* PROBLEM *
Extract every line below that contains the word "China".

* PROVIDED DATA *

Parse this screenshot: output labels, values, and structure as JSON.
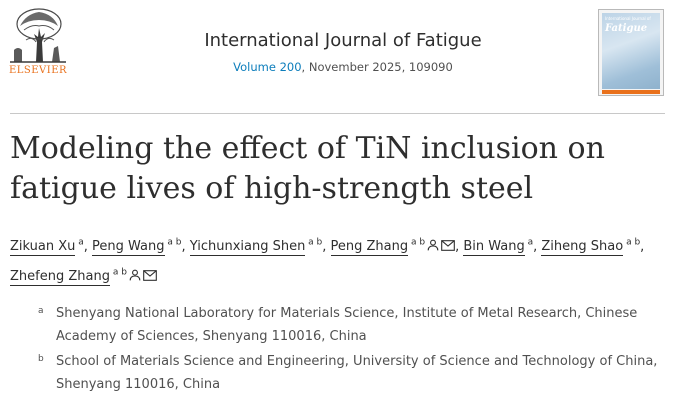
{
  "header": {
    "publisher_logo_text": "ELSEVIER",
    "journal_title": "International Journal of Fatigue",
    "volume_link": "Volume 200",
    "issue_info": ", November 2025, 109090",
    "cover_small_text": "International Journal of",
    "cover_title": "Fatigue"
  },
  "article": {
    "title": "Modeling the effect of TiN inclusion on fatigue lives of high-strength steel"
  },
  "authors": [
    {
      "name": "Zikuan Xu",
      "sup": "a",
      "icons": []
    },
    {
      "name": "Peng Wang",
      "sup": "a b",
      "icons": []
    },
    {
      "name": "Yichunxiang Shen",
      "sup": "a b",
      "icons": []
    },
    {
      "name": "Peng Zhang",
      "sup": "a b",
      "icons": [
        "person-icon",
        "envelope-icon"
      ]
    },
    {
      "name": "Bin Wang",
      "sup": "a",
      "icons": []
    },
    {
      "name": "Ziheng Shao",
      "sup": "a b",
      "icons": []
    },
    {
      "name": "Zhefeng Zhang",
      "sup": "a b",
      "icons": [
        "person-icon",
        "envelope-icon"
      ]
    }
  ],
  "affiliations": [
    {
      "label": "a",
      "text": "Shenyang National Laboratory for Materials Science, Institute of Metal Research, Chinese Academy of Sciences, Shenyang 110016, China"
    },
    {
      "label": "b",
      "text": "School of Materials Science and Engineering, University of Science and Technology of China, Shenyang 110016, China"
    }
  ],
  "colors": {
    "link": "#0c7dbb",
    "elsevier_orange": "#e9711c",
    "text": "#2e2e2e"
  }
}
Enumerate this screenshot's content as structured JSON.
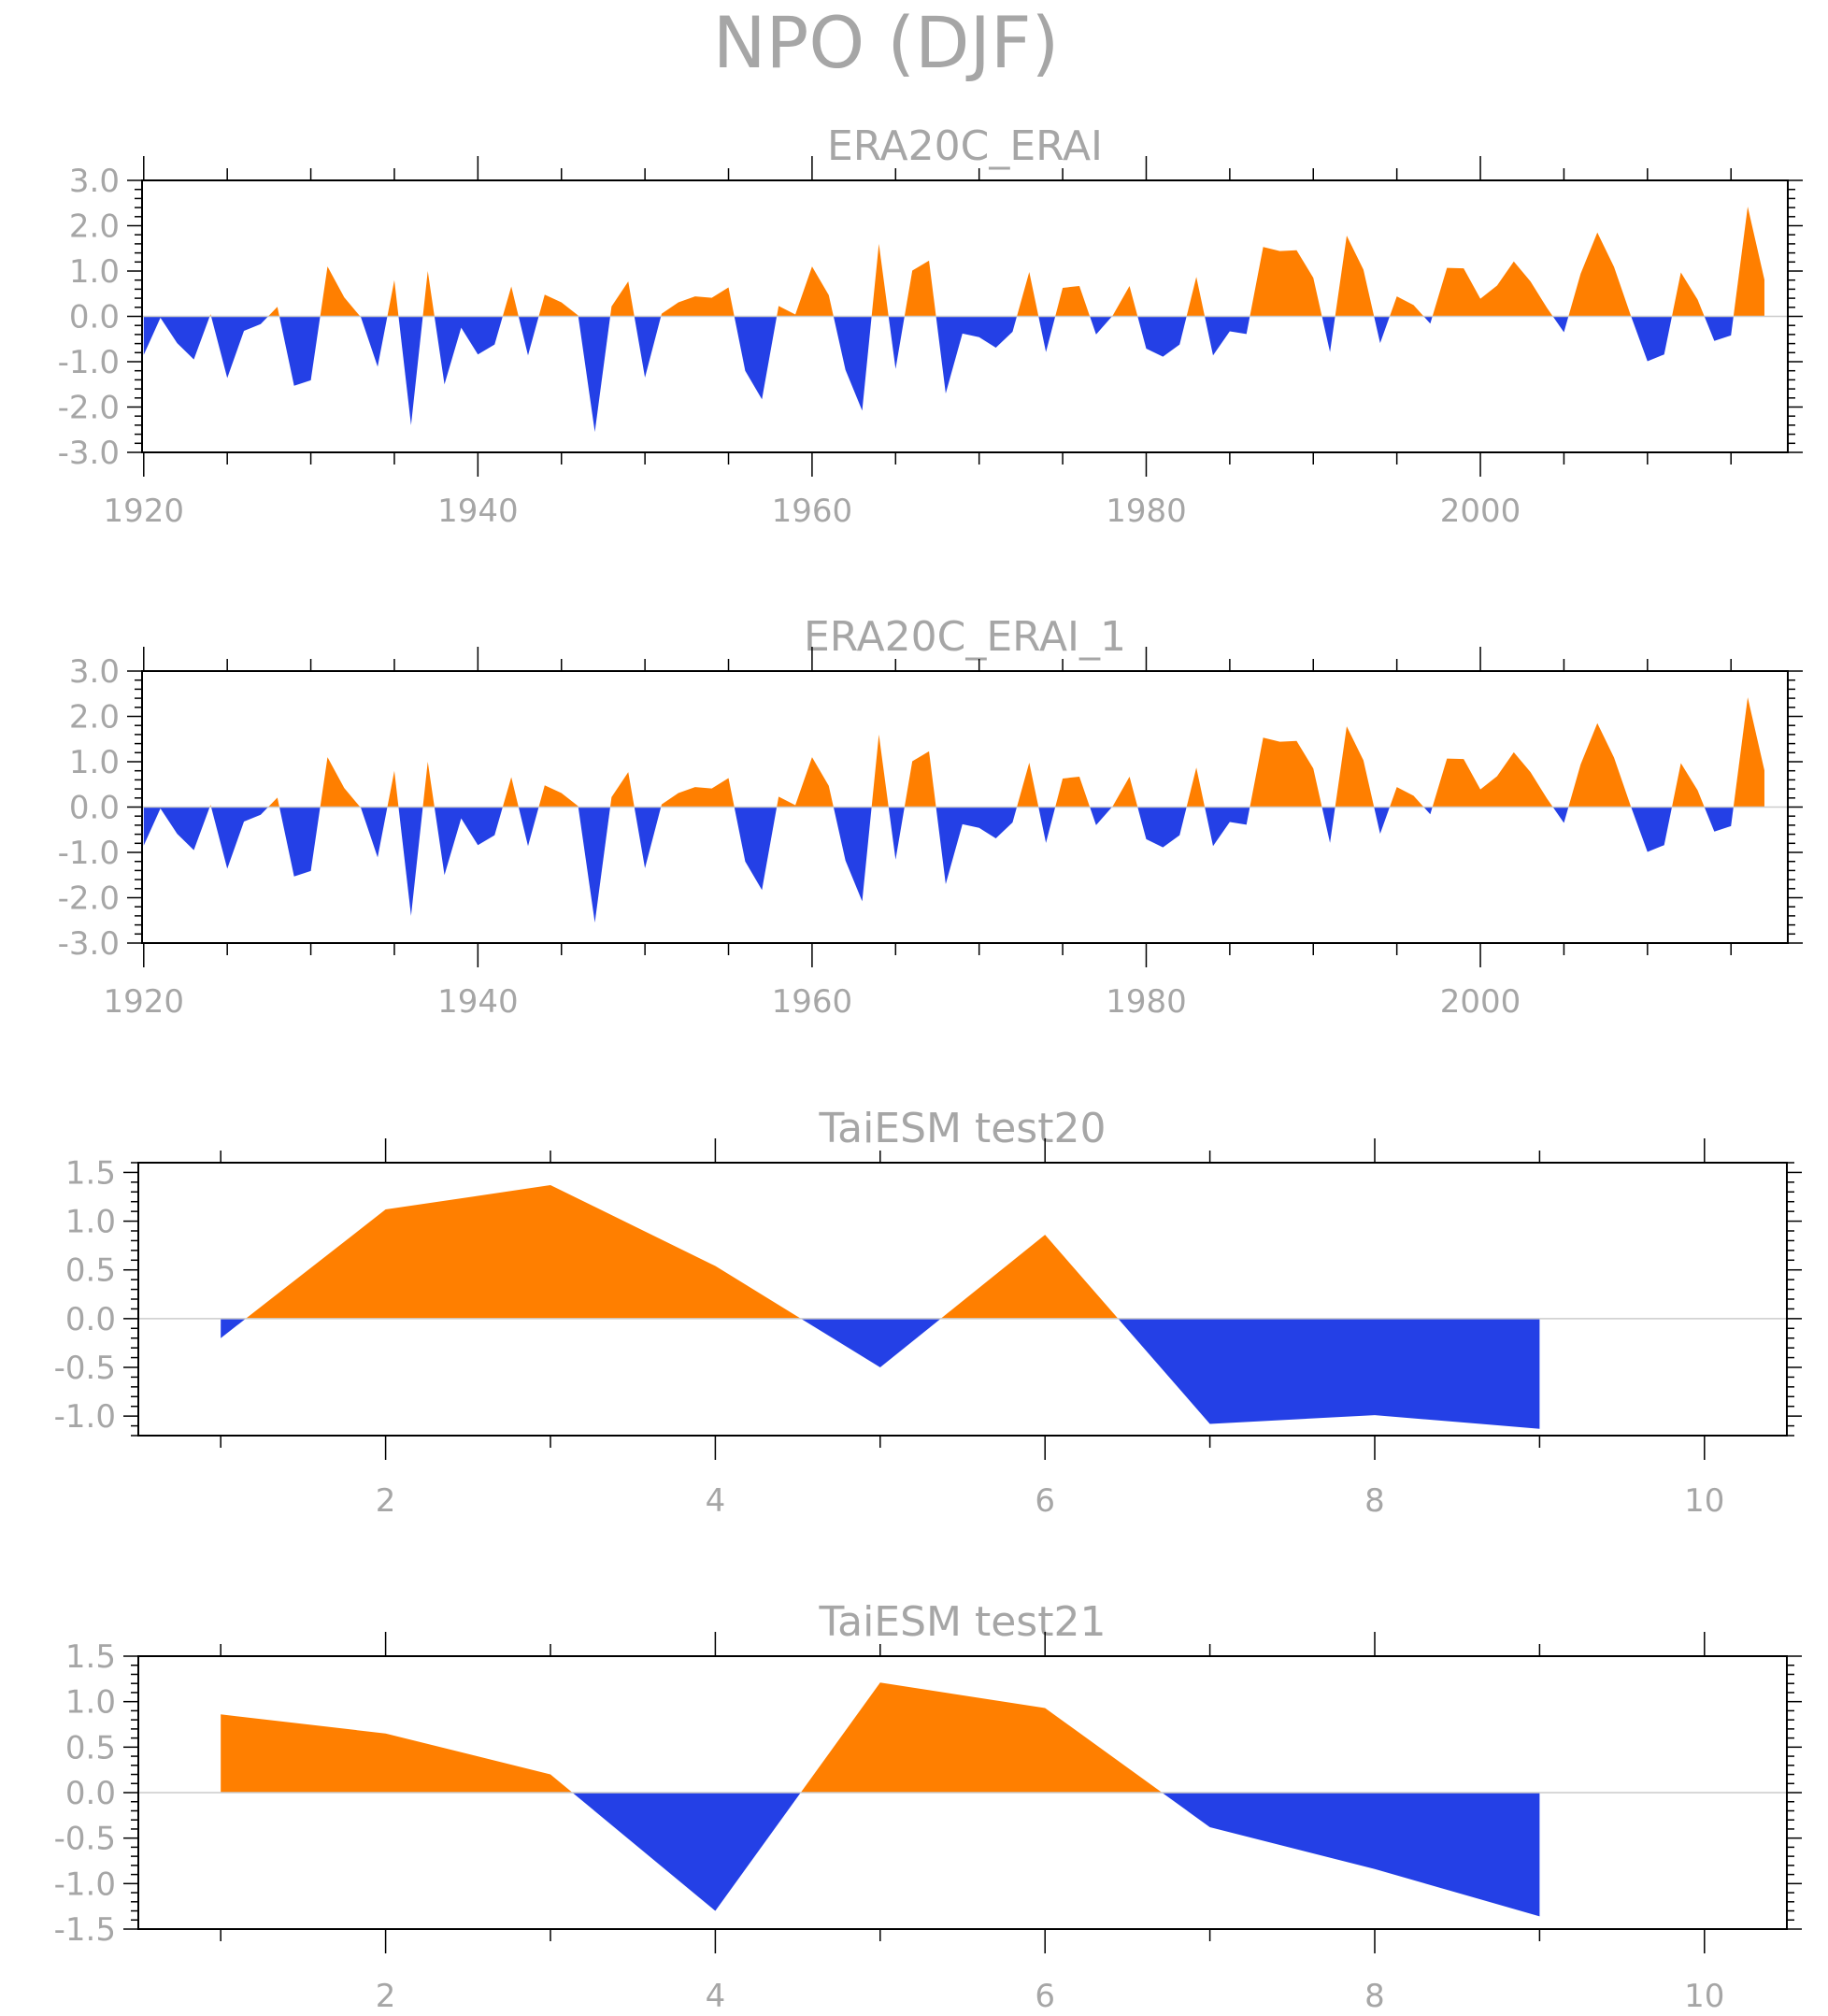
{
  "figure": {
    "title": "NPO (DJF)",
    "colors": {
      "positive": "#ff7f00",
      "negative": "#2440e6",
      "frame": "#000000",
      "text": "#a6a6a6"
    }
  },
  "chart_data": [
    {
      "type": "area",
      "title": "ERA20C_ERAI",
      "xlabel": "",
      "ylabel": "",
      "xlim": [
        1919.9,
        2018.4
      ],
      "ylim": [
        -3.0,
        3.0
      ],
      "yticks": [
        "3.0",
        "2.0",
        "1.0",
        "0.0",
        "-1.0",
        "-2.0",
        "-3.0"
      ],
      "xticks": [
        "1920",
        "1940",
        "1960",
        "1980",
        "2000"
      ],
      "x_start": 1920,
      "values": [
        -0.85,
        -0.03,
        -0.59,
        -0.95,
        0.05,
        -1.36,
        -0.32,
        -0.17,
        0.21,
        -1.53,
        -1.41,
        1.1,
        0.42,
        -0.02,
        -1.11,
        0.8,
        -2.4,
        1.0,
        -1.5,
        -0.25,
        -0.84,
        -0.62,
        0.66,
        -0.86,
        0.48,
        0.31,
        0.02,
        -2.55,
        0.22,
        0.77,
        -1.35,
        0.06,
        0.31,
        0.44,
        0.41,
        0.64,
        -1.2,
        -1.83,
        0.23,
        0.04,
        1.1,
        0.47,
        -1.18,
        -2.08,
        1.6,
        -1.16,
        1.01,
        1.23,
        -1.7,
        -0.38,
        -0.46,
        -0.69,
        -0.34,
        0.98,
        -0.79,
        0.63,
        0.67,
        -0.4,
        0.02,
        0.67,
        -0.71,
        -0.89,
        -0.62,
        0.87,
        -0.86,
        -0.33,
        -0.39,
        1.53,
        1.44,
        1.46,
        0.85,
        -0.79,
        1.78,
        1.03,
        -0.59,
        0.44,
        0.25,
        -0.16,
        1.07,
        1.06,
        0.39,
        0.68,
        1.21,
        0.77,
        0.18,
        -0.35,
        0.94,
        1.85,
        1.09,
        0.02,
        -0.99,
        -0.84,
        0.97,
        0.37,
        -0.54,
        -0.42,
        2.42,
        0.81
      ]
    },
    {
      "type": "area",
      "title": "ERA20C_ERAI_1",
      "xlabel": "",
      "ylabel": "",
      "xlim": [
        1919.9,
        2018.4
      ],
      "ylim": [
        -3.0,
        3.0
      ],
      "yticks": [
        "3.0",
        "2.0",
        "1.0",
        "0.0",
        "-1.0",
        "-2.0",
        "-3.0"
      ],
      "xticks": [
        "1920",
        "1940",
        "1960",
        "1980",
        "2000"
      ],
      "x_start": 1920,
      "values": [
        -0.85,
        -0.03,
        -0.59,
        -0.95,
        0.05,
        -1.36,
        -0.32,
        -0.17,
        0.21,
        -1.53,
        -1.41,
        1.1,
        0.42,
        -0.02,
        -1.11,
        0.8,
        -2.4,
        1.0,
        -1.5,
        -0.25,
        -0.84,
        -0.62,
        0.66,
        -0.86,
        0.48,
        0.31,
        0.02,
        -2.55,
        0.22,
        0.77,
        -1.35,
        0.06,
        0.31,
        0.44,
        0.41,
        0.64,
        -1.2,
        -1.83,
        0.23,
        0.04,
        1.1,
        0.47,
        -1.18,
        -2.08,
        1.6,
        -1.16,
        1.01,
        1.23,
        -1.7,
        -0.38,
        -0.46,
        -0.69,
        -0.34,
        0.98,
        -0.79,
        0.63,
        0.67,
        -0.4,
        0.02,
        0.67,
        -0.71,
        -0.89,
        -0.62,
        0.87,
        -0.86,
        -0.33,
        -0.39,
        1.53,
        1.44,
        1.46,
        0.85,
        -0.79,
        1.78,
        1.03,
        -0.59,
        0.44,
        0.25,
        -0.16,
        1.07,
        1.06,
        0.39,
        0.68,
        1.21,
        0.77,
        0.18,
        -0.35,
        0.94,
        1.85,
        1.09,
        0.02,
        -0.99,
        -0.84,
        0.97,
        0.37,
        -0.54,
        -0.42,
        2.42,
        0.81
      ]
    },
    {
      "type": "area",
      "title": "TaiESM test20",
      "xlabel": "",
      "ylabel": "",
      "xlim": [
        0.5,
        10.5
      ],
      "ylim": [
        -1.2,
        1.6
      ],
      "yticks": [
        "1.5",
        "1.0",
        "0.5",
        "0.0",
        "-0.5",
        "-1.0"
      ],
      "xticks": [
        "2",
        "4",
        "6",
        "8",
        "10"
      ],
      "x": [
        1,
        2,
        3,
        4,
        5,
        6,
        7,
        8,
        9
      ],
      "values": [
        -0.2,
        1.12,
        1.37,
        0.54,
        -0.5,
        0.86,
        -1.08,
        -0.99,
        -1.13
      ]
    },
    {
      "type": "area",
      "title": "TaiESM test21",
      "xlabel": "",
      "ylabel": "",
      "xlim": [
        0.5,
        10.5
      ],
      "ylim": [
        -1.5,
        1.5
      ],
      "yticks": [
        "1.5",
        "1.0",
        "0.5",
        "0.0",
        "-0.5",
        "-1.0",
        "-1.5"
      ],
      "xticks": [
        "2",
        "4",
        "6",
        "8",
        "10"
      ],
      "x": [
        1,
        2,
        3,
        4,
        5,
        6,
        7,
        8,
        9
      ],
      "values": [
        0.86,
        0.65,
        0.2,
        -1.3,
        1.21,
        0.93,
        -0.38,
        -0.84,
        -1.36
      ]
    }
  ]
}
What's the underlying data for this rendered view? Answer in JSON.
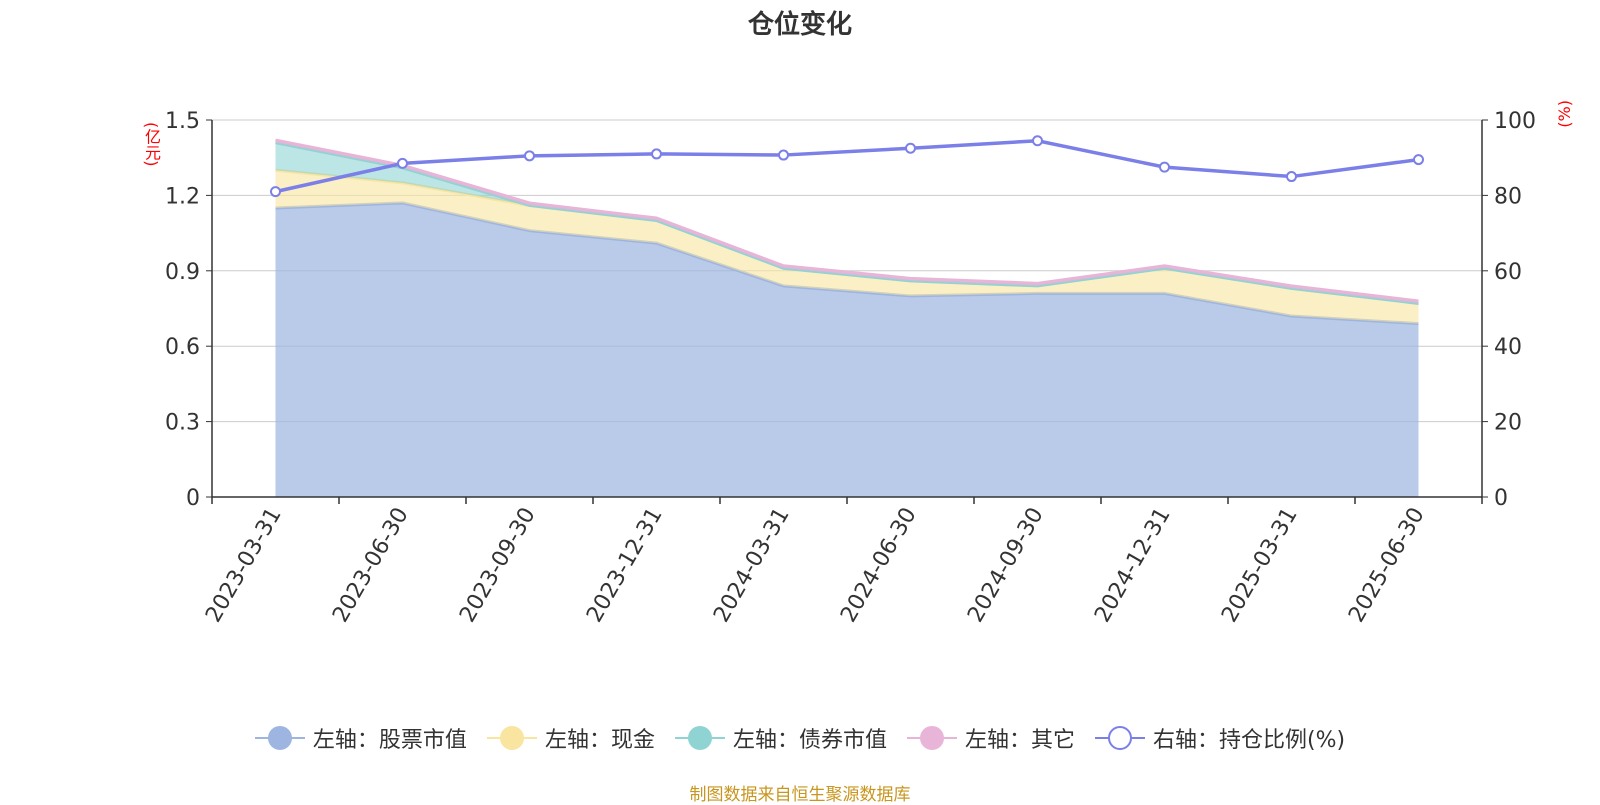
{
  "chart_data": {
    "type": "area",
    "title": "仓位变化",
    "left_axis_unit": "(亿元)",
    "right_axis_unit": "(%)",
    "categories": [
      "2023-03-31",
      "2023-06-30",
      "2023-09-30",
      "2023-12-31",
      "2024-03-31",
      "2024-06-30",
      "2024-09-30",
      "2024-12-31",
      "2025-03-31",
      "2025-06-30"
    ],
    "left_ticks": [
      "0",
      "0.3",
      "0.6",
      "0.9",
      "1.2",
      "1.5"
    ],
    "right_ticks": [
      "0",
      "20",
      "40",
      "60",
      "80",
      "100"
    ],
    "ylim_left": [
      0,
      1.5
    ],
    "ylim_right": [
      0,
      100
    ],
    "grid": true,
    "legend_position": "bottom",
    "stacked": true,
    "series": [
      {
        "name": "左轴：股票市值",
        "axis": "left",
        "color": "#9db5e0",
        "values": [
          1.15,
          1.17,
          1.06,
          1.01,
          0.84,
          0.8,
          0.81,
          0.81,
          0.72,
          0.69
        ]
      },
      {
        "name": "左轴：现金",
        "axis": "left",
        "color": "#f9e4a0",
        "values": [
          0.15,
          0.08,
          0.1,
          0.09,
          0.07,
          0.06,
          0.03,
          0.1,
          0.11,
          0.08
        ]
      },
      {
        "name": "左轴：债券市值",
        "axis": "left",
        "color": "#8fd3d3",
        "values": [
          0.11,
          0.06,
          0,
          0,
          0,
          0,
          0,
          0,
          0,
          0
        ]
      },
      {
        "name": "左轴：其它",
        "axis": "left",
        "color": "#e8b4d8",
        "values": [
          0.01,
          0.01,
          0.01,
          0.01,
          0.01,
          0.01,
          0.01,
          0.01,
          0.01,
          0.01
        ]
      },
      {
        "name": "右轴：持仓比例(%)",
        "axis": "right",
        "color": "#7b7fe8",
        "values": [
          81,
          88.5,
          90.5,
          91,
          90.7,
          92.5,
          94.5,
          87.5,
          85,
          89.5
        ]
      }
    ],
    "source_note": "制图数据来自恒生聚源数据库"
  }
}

* COMPLETE RESPONSE *
      "text": "Shenyang National Laboratory for Materials Science, Institute of Metal Research, Chinese Academy of Sciences, Shenyang 110016, China"
      "text": "School of Materials Science and Engineering, University of Science and Technology of China, Shenyang 110016, China"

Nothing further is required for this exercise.